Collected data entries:

^^^^^^^^^^^^^^^^

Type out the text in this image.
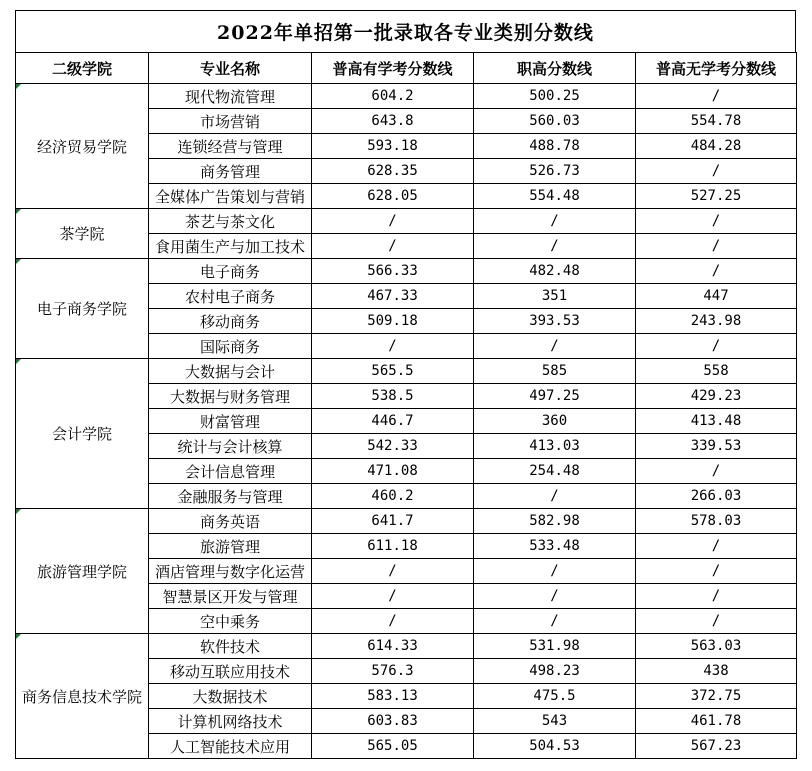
2022年单招第一批录取各专业类别分数线
二级学院	专业名称	普高有学考分数线	职高分数线	普高无学考分数线
经济贸易学院	现代物流管理	604.2	500.25	/
	市场营销	643.8	560.03	554.78
	连锁经营与管理	593.18	488.78	484.28
	商务管理	628.35	526.73	/
	全媒体广告策划与营销	628.05	554.48	527.25
茶学院	茶艺与茶文化	/	/	/
	食用菌生产与加工技术	/	/	/
电子商务学院	电子商务	566.33	482.48	/
	农村电子商务	467.33	351	447
	移动商务	509.18	393.53	243.98
	国际商务	/	/	/
会计学院	大数据与会计	565.5	585	558
	大数据与财务管理	538.5	497.25	429.23
	财富管理	446.7	360	413.48
	统计与会计核算	542.33	413.03	339.53
	会计信息管理	471.08	254.48	/
	金融服务与管理	460.2	/	266.03
旅游管理学院	商务英语	641.7	582.98	578.03
	旅游管理	611.18	533.48	/
	酒店管理与数字化运营	/	/	/
	智慧景区开发与管理	/	/	/
	空中乘务	/	/	/
商务信息技术学院	软件技术	614.33	531.98	563.03
	移动互联应用技术	576.3	498.23	438
	大数据技术	583.13	475.5	372.75
	计算机网络技术	603.83	543	461.78
	人工智能技术应用	565.05	504.53	567.23
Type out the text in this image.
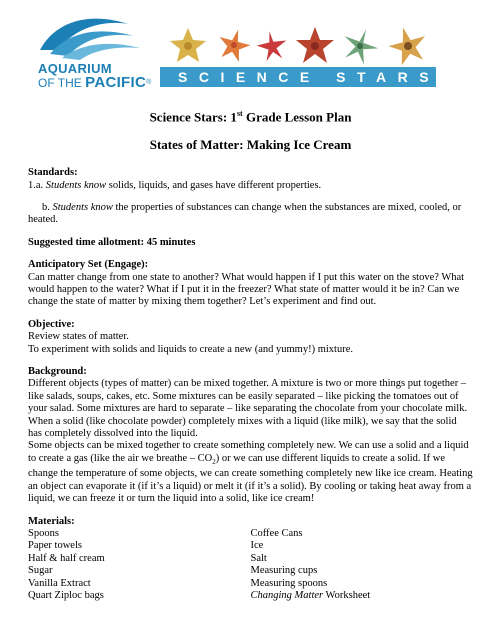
AQUARIUM
OF THE PACIFIC® SCIENCE STARS

Science Stars: 1st Grade Lesson Plan

States of Matter: Making Ice Cream

Standards:

1.a. Students know solids, liquids, and gases have different properties.

b. Students know the properties of substances can change when the substances are mixed, cooled, or heated.

Suggested time allotment: 45 minutes

Anticipatory Set (Engage):

Can matter change from one state to another? What would happen if I put this water on the stove? What would happen to the water? What if I put it in the freezer? What state of matter would it be in? Can we change the state of matter by mixing them together? Let’s experiment and find out.

Objective:

Review states of matter.

To experiment with solids and liquids to create a new (and yummy!) mixture.

Background:

Different objects (types of matter) can be mixed together. A mixture is two or more things put together – like salads, soups, cakes, etc. Some mixtures can be easily separated – like picking the tomatoes out of your salad. Some mixtures are hard to separate – like separating the chocolate from your chocolate milk. When a solid (like chocolate powder) completely mixes with a liquid (like milk), we say that the solid has completely dissolved into the liquid.

Some objects can be mixed together to create something completely new. We can use a solid and a liquid to create a gas (like the air we breathe – $CO_2$) or we can use different liquids to create a solid. If we change the temperature of some objects, we can create something completely new like ice cream. Heating an object can evaporate it (if it’s a liquid) or melt it (if it’s a solid). By cooling or taking heat away from a liquid, we can freeze it or turn the liquid into a solid, like ice cream!

Materials:

Spoons
Paper towels
Half & half cream
Sugar
Vanilla Extract
Quart Ziploc bags
Coffee Cans
Ice
Salt
Measuring cups
Measuring spoons
Changing Matter Worksheet
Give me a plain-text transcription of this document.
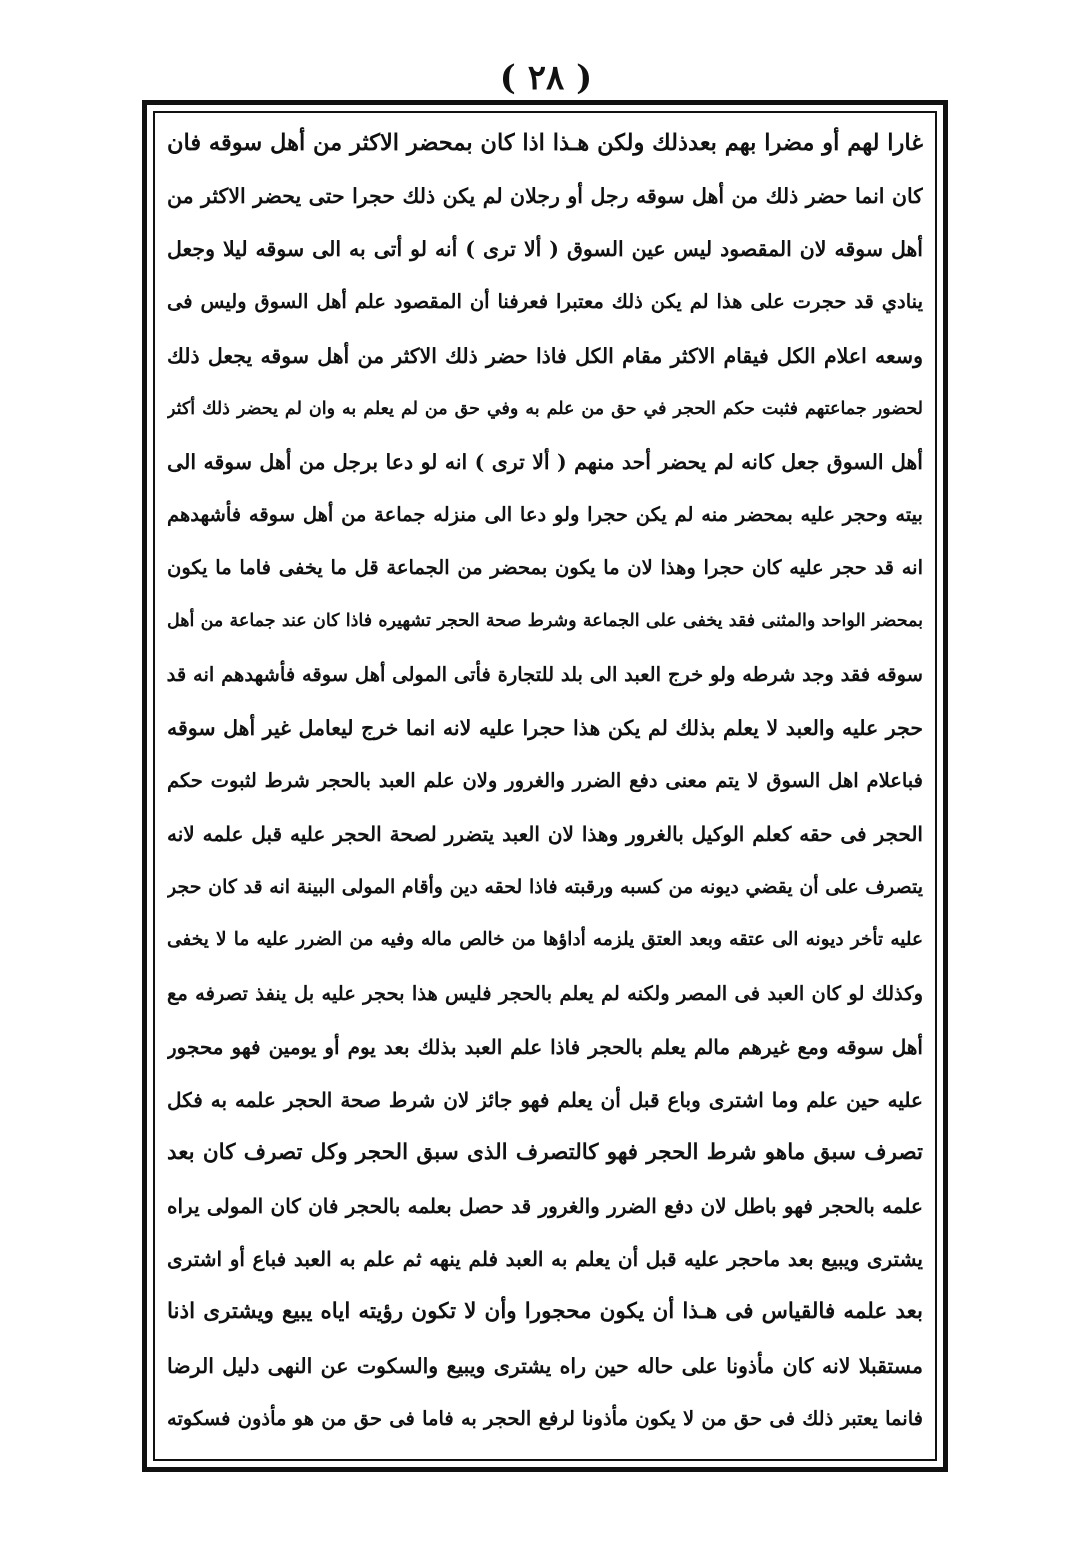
( ٢٨ )
غارا لهم أو مضرا بهم بعدذلك ولكن هـذا اذا كان بمحضر الاكثر من أهل سوقه فان
كان انما حضر ذلك من أهل سوقه رجل أو رجلان لم يكن ذلك حجرا حتى يحضر الاكثر من
أهل سوقه لان المقصود ليس عين السوق ( ألا ترى ) أنه لو أتى به الى سوقه ليلا وجعل
ينادي قد حجرت على هذا لم يكن ذلك معتبرا فعرفنا أن المقصود علم أهل السوق وليس فى
وسعه اعلام الكل فيقام الاكثر مقام الكل فاذا حضر ذلك الاكثر من أهل سوقه يجعل ذلك
لحضور جماعتهم فثبت حكم الحجر في حق من علم به وفي حق من لم يعلم به وان لم يحضر ذلك أكثر
أهل السوق جعل كانه لم يحضر أحد منهم ( ألا ترى ) انه لو دعا برجل من أهل سوقه الى
بيته وحجر عليه بمحضر منه لم يكن حجرا ولو دعا الى منزله جماعة من أهل سوقه فأشهدهم
انه قد حجر عليه كان حجرا وهذا لان ما يكون بمحضر من الجماعة قل ما يخفى فاما ما يكون
بمحضر الواحد والمثنى فقد يخفى على الجماعة وشرط صحة الحجر تشهيره فاذا كان عند جماعة من أهل
سوقه فقد وجد شرطه ولو خرج العبد الى بلد للتجارة فأتى المولى أهل سوقه فأشهدهم انه قد
حجر عليه والعبد لا يعلم بذلك لم يكن هذا حجرا عليه لانه انما خرج ليعامل غير أهل سوقه
فباعلام اهل السوق لا يتم معنى دفع الضرر والغرور ولان علم العبد بالحجر شرط لثبوت حكم
الحجر فى حقه كعلم الوكيل بالغرور وهذا لان العبد يتضرر لصحة الحجر عليه قبل علمه لانه
يتصرف على أن يقضي ديونه من كسبه ورقبته فاذا لحقه دين وأقام المولى البينة انه قد كان حجر
عليه تأخر ديونه الى عتقه وبعد العتق يلزمه أداؤها من خالص ماله وفيه من الضرر عليه ما لا يخفى
وكذلك لو كان العبد فى المصر ولكنه لم يعلم بالحجر فليس هذا بحجر عليه بل ينفذ تصرفه مع
أهل سوقه ومع غيرهم مالم يعلم بالحجر فاذا علم العبد بذلك بعد يوم أو يومين فهو محجور
عليه حين علم وما اشترى وباع قبل أن يعلم فهو جائز لان شرط صحة الحجر علمه به فكل
تصرف سبق ماهو شرط الحجر فهو كالتصرف الذى سبق الحجر وكل تصرف كان بعد
علمه بالحجر فهو باطل لان دفع الضرر والغرور قد حصل بعلمه بالحجر فان كان المولى يراه
يشترى ويبيع بعد ماحجر عليه قبل أن يعلم به العبد فلم ينهه ثم علم به العبد فباع أو اشترى
بعد علمه فالقياس فى هـذا أن يكون محجورا وأن لا تكون رؤيته اياه يبيع ويشترى اذنا
مستقبلا لانه كان مأذونا على حاله حين راه يشترى ويبيع والسكوت عن النهى دليل الرضا
فانما يعتبر ذلك فى حق من لا يكون مأذونا لرفع الحجر به فاما فى حق من هو مأذون فسكوته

^^^^^^^^^^^^^^^^

## GIVEN PROBLEM
The records above are to be reproduced exactly; the pictures are to be left out.

## SOLUTION TO THIS PROBLEM
Type out the text in this image.
2022年单招第一批录取各专业类别分数线
二级学院	专业名称	普高有学考分数线	职高分数线	普高无学考分数线
经济贸易学院	现代物流管理	604.2	500.25	/
	市场营销	643.8	560.03	554.78
	连锁经营与管理	593.18	488.78	484.28
	商务管理	628.35	526.73	/
	全媒体广告策划与营销	628.05	554.48	527.25
茶学院	茶艺与茶文化	/	/	/
	食用菌生产与加工技术	/	/	/
电子商务学院	电子商务	566.33	482.48	/
	农村电子商务	467.33	351	447
	移动商务	509.18	393.53	243.98
	国际商务	/	/	/
会计学院	大数据与会计	565.5	585	558
	大数据与财务管理	538.5	497.25	429.23
	财富管理	446.7	360	413.48
	统计与会计核算	542.33	413.03	339.53
	会计信息管理	471.08	254.48	/
	金融服务与管理	460.2	/	266.03
旅游管理学院	商务英语	641.7	582.98	578.03
	旅游管理	611.18	533.48	/
	酒店管理与数字化运营	/	/	/
	智慧景区开发与管理	/	/	/
	空中乘务	/	/	/
商务信息技术学院	软件技术	614.33	531.98	563.03
	移动互联应用技术	576.3	498.23	438
	大数据技术	583.13	475.5	372.75
	计算机网络技术	603.83	543	461.78
	人工智能技术应用	565.05	504.53	567.23
Type out the text in this image.
AQUARIUM
OF THE PACIFIC® SCIENCE STARS

Science Stars: 1st Grade Lesson Plan

States of Matter: Making Ice Cream

Standards:

1.a. Students know solids, liquids, and gases have different properties.

b. Students know the properties of substances can change when the substances are mixed, cooled, or heated.

Suggested time allotment: 45 minutes

Anticipatory Set (Engage):

Can matter change from one state to another? What would happen if I put this water on the stove? What would happen to the water? What if I put it in the freezer? What state of matter would it be in? Can we change the state of matter by mixing them together? Let’s experiment and find out.

Objective:

Review states of matter.

To experiment with solids and liquids to create a new (and yummy!) mixture.

Background:

Different objects (types of matter) can be mixed together. A mixture is two or more things put together – like salads, soups, cakes, etc. Some mixtures can be easily separated – like picking the tomatoes out of your salad. Some mixtures are hard to separate – like separating the chocolate from your chocolate milk. When a solid (like chocolate powder) completely mixes with a liquid (like milk), we say that the solid has completely dissolved into the liquid.

Some objects can be mixed together to create something completely new. We can use a solid and a liquid to create a gas (like the air we breathe – $CO_2$) or we can use different liquids to create a solid. If we change the temperature of some objects, we can create something completely new like ice cream. Heating an object can evaporate it (if it’s a liquid) or melt it (if it’s a solid). By cooling or taking heat away from a liquid, we can freeze it or turn the liquid into a solid, like ice cream!

Materials:

Spoons
Paper towels
Half & half cream
Sugar
Vanilla Extract
Quart Ziploc bags
Coffee Cans
Ice
Salt
Measuring cups
Measuring spoons
Changing Matter Worksheet
Give me a plain-text transcription of this document.
( ٢٨ )
غارا لهم أو مضرا بهم بعدذلك ولكن هـذا اذا كان بمحضر الاكثر من أهل سوقه فان
كان انما حضر ذلك من أهل سوقه رجل أو رجلان لم يكن ذلك حجرا حتى يحضر الاكثر من
أهل سوقه لان المقصود ليس عين السوق ( ألا ترى ) أنه لو أتى به الى سوقه ليلا وجعل
ينادي قد حجرت على هذا لم يكن ذلك معتبرا فعرفنا أن المقصود علم أهل السوق وليس فى
وسعه اعلام الكل فيقام الاكثر مقام الكل فاذا حضر ذلك الاكثر من أهل سوقه يجعل ذلك
لحضور جماعتهم فثبت حكم الحجر في حق من علم به وفي حق من لم يعلم به وان لم يحضر ذلك أكثر
أهل السوق جعل كانه لم يحضر أحد منهم ( ألا ترى ) انه لو دعا برجل من أهل سوقه الى
بيته وحجر عليه بمحضر منه لم يكن حجرا ولو دعا الى منزله جماعة من أهل سوقه فأشهدهم
انه قد حجر عليه كان حجرا وهذا لان ما يكون بمحضر من الجماعة قل ما يخفى فاما ما يكون
بمحضر الواحد والمثنى فقد يخفى على الجماعة وشرط صحة الحجر تشهيره فاذا كان عند جماعة من أهل
سوقه فقد وجد شرطه ولو خرج العبد الى بلد للتجارة فأتى المولى أهل سوقه فأشهدهم انه قد
حجر عليه والعبد لا يعلم بذلك لم يكن هذا حجرا عليه لانه انما خرج ليعامل غير أهل سوقه
فباعلام اهل السوق لا يتم معنى دفع الضرر والغرور ولان علم العبد بالحجر شرط لثبوت حكم
الحجر فى حقه كعلم الوكيل بالغرور وهذا لان العبد يتضرر لصحة الحجر عليه قبل علمه لانه
يتصرف على أن يقضي ديونه من كسبه ورقبته فاذا لحقه دين وأقام المولى البينة انه قد كان حجر
عليه تأخر ديونه الى عتقه وبعد العتق يلزمه أداؤها من خالص ماله وفيه من الضرر عليه ما لا يخفى
وكذلك لو كان العبد فى المصر ولكنه لم يعلم بالحجر فليس هذا بحجر عليه بل ينفذ تصرفه مع
أهل سوقه ومع غيرهم مالم يعلم بالحجر فاذا علم العبد بذلك بعد يوم أو يومين فهو محجور
عليه حين علم وما اشترى وباع قبل أن يعلم فهو جائز لان شرط صحة الحجر علمه به فكل
تصرف سبق ماهو شرط الحجر فهو كالتصرف الذى سبق الحجر وكل تصرف كان بعد
علمه بالحجر فهو باطل لان دفع الضرر والغرور قد حصل بعلمه بالحجر فان كان المولى يراه
يشترى ويبيع بعد ماحجر عليه قبل أن يعلم به العبد فلم ينهه ثم علم به العبد فباع أو اشترى
بعد علمه فالقياس فى هـذا أن يكون محجورا وأن لا تكون رؤيته اياه يبيع ويشترى اذنا
مستقبلا لانه كان مأذونا على حاله حين راه يشترى ويبيع والسكوت عن النهى دليل الرضا
فانما يعتبر ذلك فى حق من لا يكون مأذونا لرفع الحجر به فاما فى حق من هو مأذون فسكوته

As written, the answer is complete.